_Records for the task_
============

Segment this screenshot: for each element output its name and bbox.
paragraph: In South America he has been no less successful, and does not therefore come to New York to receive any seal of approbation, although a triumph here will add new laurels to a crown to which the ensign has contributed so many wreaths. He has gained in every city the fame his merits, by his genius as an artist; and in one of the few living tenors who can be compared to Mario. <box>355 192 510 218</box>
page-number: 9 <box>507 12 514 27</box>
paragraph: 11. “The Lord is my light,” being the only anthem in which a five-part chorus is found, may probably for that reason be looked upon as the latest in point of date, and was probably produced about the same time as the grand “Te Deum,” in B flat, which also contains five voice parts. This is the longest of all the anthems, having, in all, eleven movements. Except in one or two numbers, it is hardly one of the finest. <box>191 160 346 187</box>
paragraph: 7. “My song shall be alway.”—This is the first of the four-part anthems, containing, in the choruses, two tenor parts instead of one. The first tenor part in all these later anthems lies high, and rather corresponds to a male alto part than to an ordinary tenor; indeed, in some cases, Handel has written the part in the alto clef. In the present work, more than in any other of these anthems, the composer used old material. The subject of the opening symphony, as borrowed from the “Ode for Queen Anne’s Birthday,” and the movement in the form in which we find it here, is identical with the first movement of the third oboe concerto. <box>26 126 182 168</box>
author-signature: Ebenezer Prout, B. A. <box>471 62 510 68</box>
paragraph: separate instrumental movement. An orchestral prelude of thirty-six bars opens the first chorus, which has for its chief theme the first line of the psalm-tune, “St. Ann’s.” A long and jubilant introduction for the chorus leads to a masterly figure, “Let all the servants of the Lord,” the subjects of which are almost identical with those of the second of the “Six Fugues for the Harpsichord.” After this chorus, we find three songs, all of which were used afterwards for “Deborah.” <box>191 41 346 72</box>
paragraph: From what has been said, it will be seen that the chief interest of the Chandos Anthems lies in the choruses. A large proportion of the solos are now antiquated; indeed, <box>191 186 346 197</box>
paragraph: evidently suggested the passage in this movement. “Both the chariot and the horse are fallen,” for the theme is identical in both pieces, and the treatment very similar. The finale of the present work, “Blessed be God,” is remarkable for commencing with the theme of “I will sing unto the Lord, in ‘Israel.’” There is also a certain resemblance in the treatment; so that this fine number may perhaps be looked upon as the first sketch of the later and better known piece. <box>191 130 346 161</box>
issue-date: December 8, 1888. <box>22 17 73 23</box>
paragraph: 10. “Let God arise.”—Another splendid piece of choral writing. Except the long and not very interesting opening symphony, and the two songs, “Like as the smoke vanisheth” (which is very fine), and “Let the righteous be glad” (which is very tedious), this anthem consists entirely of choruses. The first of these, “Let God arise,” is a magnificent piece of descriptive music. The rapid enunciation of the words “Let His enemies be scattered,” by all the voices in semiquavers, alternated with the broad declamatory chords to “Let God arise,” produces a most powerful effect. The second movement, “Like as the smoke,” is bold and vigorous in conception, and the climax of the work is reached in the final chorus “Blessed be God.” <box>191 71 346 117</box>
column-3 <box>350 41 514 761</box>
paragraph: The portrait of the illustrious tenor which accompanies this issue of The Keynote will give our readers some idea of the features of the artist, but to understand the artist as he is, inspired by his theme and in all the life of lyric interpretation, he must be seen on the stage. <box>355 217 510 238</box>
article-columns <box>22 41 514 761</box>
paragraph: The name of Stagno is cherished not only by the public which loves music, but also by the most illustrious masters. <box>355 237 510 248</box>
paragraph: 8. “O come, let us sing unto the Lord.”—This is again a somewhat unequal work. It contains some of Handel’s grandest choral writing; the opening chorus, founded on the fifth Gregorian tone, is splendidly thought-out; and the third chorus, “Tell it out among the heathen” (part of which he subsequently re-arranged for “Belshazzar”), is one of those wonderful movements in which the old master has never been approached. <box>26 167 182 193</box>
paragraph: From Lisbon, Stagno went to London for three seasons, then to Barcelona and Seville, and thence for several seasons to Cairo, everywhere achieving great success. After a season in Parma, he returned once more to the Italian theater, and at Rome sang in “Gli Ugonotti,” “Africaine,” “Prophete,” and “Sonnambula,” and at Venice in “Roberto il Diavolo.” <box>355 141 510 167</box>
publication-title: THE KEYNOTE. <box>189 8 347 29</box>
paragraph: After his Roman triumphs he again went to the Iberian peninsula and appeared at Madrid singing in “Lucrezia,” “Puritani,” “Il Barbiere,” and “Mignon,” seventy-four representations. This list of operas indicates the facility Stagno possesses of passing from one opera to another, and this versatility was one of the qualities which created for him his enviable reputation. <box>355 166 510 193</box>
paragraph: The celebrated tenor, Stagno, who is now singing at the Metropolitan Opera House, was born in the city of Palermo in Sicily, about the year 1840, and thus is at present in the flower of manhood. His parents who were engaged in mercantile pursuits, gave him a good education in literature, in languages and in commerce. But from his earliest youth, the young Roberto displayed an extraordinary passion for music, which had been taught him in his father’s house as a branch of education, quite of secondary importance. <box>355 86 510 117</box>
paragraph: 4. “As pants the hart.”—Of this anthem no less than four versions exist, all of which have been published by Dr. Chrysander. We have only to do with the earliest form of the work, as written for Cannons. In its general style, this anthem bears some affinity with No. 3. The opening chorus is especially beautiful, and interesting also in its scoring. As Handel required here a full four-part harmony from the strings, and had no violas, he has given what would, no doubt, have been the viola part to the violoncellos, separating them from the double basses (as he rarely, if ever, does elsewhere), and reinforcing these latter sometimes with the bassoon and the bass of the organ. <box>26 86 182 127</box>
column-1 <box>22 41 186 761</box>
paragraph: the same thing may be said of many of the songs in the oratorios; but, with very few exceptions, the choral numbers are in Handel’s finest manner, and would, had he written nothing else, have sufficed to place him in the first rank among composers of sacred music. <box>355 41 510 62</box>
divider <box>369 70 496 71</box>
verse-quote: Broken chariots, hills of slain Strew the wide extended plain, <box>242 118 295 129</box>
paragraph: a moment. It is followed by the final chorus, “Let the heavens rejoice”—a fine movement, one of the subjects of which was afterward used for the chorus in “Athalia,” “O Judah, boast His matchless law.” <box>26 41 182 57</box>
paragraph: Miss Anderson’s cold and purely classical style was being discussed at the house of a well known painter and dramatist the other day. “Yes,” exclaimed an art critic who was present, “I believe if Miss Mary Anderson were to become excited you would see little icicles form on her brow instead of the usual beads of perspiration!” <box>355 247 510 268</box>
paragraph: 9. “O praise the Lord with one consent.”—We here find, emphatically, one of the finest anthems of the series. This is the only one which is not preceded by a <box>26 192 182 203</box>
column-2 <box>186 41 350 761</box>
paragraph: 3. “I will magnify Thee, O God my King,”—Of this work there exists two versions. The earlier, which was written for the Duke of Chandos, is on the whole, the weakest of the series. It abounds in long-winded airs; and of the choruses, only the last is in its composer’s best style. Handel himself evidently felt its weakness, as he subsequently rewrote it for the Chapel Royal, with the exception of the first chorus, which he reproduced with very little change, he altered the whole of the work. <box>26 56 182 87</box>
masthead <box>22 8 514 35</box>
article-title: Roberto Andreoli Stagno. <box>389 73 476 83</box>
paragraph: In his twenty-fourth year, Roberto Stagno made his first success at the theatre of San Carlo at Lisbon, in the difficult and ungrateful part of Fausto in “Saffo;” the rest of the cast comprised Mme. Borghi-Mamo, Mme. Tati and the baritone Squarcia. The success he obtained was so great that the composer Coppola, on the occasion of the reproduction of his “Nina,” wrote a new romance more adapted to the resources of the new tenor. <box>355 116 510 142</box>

============

_Task details_
Extract every line of the items above that contains the word "issue".

_Solution to this task_
issue-date: December 8, 1888. <box>22 17 73 23</box>
paragraph: The portrait of the illustrious tenor which accompanies this issue of The Keynote will give our readers some idea of the features of the artist, but to understand the artist as he is, inspired by his theme and in all the life of lyric interpretation, he must be seen on the stage. <box>355 217 510 238</box>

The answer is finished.